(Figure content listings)
>> BEGIN
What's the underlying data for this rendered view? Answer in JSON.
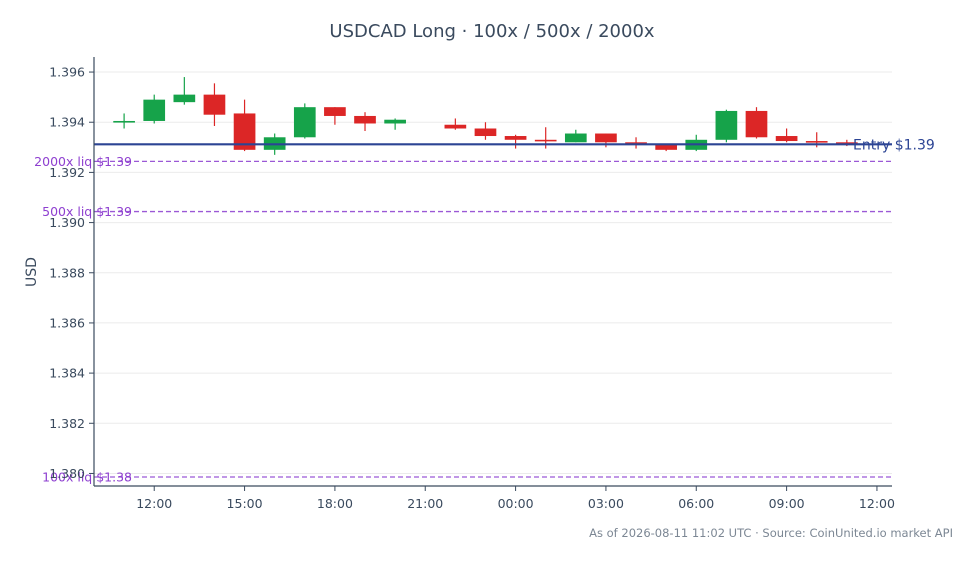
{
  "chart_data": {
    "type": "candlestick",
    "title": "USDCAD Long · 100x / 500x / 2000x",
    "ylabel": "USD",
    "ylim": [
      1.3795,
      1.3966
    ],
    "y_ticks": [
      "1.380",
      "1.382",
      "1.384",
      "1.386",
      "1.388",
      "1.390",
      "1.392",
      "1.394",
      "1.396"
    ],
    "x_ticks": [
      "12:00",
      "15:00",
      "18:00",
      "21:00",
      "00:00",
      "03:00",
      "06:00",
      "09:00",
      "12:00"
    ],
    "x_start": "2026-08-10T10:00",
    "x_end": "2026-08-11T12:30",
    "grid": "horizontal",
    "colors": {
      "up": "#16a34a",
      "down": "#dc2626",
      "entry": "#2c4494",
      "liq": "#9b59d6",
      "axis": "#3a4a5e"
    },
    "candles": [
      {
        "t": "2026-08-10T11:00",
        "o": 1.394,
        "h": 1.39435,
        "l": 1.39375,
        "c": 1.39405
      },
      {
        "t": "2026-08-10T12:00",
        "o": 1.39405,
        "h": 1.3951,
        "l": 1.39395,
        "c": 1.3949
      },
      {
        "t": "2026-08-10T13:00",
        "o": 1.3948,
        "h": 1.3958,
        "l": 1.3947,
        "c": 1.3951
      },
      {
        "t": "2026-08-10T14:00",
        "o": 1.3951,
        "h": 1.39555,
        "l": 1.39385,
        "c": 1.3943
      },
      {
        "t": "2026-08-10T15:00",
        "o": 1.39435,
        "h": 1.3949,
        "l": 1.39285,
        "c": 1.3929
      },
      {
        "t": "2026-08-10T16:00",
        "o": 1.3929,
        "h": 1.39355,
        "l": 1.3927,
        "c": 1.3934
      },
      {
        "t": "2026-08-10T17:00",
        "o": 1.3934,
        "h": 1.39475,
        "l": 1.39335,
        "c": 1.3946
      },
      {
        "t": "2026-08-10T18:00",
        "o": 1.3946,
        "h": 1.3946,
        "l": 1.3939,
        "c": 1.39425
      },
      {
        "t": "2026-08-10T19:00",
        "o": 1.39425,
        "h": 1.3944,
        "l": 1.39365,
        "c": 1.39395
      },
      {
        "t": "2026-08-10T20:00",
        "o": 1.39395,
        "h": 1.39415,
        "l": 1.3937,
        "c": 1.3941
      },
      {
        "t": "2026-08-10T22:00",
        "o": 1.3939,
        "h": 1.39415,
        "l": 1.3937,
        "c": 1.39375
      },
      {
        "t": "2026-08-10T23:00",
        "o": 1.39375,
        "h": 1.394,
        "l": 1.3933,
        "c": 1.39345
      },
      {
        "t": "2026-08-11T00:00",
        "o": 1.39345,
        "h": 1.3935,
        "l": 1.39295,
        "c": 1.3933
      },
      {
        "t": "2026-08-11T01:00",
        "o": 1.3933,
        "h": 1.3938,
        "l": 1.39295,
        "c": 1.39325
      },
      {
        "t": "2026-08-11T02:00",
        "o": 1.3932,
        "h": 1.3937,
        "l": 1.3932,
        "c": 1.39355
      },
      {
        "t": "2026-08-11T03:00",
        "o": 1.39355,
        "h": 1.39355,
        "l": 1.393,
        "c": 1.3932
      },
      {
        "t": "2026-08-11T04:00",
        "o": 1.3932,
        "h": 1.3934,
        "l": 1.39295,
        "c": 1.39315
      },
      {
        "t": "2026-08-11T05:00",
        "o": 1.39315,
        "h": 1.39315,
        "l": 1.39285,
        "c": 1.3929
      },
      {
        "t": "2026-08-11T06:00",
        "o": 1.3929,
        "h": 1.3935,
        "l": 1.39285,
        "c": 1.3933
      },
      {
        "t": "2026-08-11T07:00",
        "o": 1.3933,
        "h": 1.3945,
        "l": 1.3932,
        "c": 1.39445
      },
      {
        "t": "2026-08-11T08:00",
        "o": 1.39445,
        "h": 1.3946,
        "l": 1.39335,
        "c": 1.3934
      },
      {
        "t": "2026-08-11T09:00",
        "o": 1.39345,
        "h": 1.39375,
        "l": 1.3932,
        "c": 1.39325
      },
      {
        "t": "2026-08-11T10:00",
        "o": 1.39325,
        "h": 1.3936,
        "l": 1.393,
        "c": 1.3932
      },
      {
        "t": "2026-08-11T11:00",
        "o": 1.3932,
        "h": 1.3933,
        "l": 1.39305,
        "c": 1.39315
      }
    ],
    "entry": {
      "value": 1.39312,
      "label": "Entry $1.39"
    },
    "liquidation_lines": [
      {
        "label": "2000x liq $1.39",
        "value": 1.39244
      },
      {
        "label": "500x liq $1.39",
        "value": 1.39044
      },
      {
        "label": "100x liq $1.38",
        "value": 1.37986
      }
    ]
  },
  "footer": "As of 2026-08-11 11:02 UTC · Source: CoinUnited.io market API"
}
>> END
>> BEGIN
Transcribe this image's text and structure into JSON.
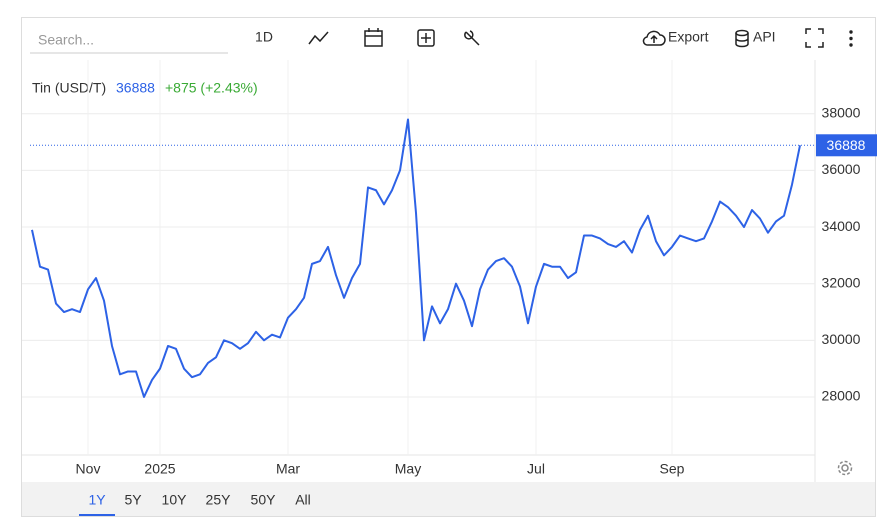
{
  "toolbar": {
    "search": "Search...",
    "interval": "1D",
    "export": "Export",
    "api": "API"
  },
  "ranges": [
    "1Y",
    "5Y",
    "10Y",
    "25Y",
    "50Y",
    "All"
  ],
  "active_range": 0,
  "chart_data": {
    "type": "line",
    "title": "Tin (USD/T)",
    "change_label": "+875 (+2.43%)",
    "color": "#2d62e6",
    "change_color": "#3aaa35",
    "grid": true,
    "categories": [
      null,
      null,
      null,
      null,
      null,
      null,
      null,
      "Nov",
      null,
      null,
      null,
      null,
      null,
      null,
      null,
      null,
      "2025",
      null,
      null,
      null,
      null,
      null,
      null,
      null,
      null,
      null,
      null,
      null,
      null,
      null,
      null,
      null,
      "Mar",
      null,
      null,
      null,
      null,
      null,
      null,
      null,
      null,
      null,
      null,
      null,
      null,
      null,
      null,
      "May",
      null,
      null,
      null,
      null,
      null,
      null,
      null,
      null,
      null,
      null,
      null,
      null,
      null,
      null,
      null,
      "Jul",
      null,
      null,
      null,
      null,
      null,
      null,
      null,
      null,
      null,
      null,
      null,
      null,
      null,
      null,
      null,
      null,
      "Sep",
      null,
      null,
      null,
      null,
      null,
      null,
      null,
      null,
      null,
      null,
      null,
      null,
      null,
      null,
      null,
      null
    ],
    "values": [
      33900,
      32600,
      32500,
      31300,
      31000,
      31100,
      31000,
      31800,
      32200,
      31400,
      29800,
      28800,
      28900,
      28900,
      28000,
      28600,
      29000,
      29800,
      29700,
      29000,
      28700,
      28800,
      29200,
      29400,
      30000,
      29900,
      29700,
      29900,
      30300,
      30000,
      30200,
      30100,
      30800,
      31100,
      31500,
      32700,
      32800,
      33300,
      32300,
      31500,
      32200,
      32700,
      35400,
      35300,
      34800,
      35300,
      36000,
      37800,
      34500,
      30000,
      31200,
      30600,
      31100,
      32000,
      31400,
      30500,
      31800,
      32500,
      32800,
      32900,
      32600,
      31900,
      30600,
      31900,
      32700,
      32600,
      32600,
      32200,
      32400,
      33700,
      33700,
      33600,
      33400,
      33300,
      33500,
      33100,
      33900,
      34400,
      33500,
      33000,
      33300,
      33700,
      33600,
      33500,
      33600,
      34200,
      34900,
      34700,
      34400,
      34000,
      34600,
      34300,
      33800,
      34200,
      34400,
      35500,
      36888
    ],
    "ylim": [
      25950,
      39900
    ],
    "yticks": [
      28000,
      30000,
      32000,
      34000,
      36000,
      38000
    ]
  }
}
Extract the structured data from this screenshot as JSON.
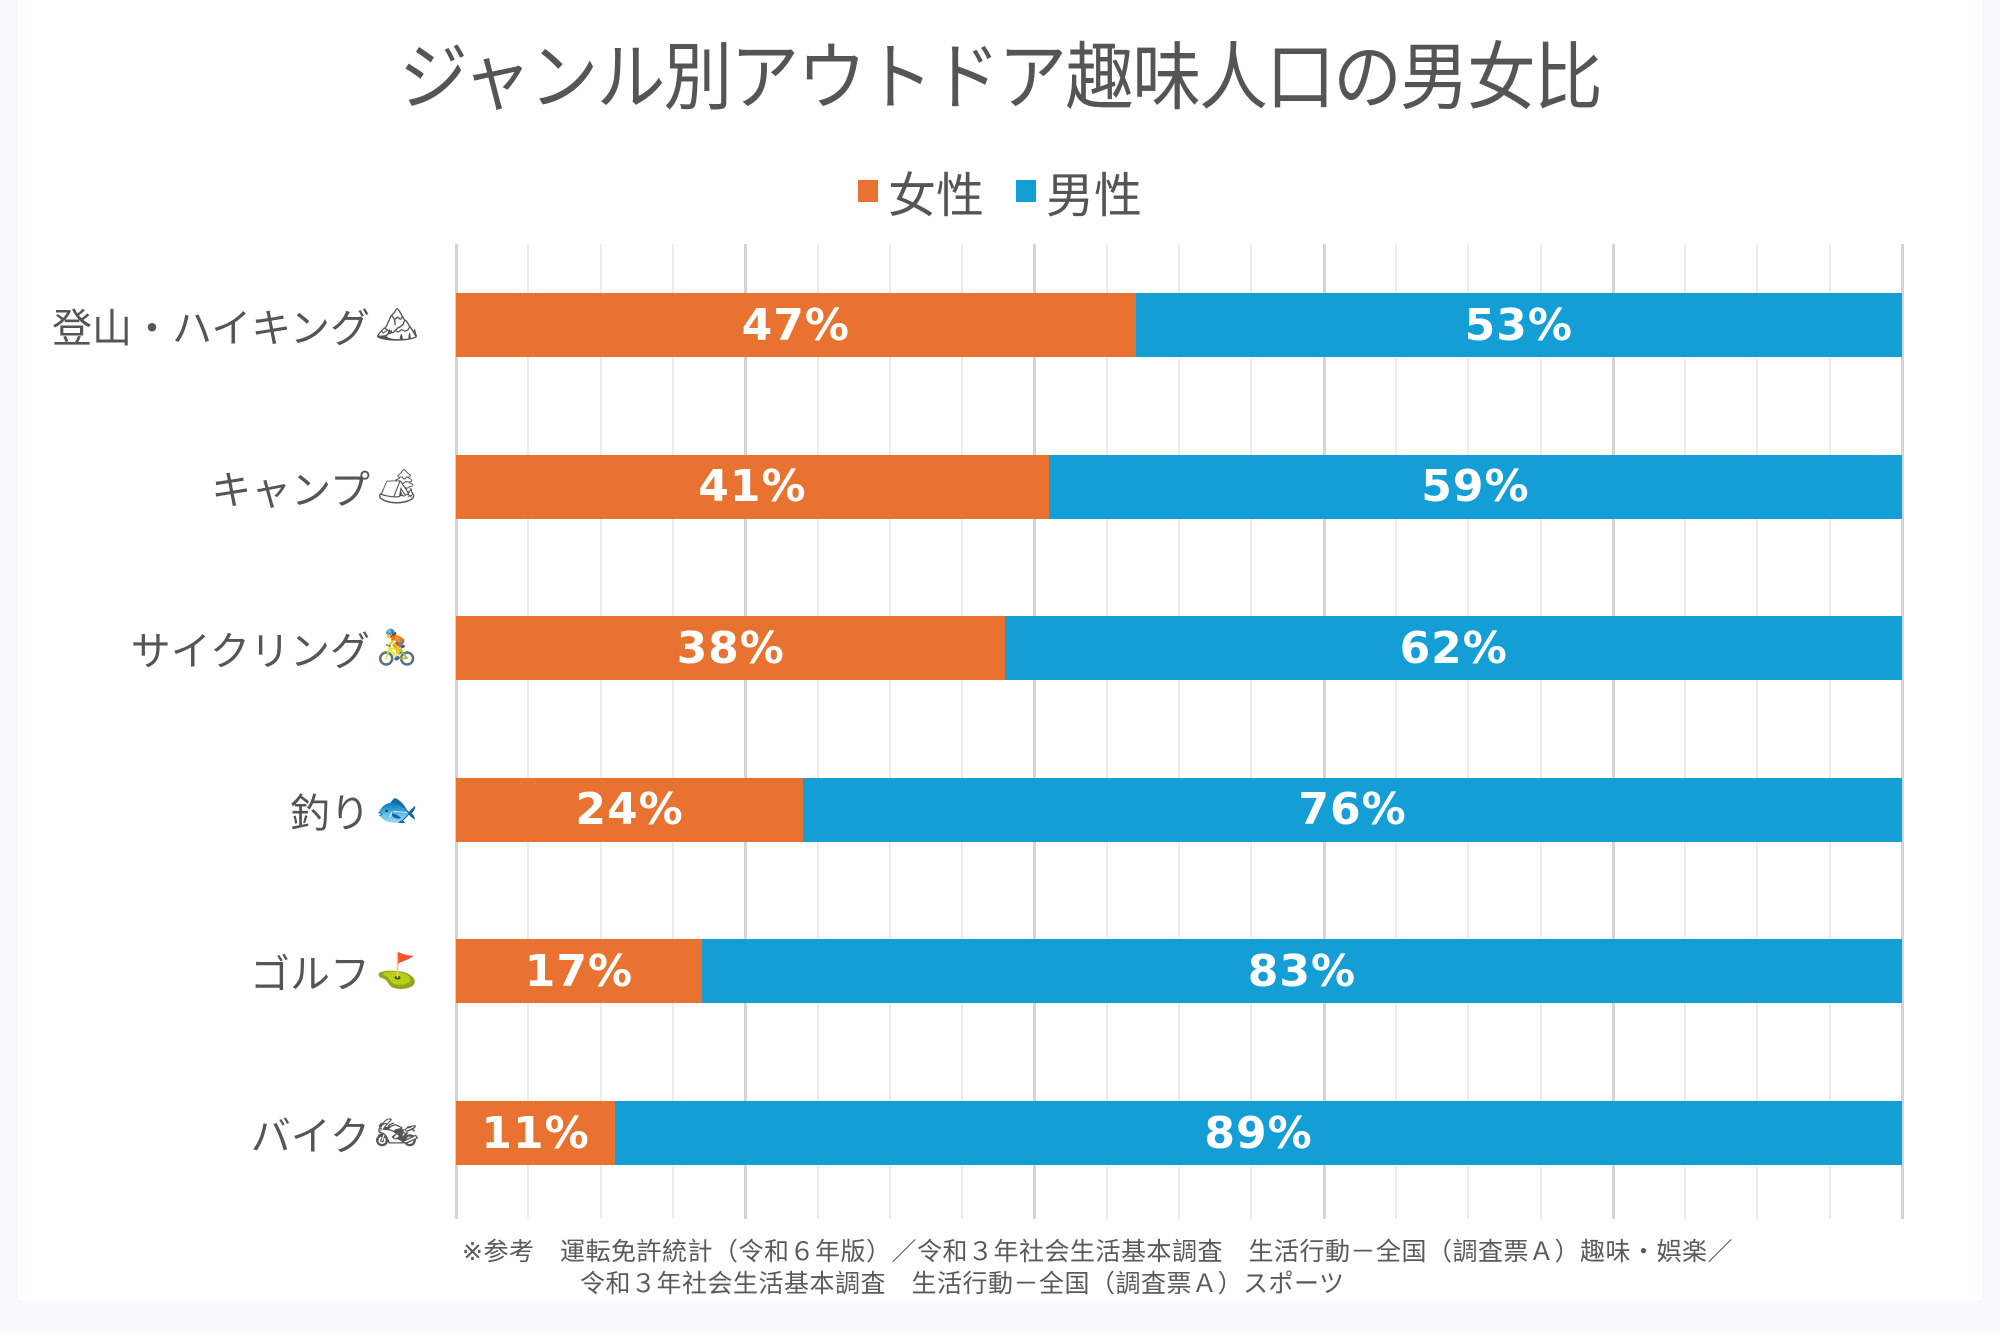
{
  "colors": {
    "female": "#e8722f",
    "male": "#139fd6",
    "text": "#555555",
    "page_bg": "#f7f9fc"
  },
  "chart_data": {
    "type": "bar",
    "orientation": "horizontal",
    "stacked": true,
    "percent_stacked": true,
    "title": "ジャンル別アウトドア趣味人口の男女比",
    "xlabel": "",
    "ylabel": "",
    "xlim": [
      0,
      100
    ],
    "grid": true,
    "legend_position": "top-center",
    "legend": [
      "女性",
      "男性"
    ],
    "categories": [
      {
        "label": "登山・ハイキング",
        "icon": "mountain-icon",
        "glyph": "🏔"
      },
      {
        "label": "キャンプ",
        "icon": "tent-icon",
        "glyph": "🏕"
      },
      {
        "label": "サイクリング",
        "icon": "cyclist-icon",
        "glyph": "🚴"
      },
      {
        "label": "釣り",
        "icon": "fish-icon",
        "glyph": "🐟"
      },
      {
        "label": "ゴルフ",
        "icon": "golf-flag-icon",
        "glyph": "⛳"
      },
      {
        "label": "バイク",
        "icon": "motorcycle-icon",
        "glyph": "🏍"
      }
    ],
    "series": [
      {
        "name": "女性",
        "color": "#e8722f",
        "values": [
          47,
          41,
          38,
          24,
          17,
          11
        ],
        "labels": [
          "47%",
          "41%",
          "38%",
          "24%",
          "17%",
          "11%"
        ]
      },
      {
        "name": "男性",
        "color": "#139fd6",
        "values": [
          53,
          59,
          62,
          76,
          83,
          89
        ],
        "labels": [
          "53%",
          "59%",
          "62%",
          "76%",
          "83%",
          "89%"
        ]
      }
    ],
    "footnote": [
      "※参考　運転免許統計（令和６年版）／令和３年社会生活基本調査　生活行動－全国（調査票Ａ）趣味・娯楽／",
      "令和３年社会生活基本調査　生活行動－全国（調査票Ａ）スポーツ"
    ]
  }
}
>> END
Goal ▸
Show the lines where the word "type" appears in the entries.

Solution to this problem ▸
    "type": "candlestick",
    "type": "line",
    "type": "bar",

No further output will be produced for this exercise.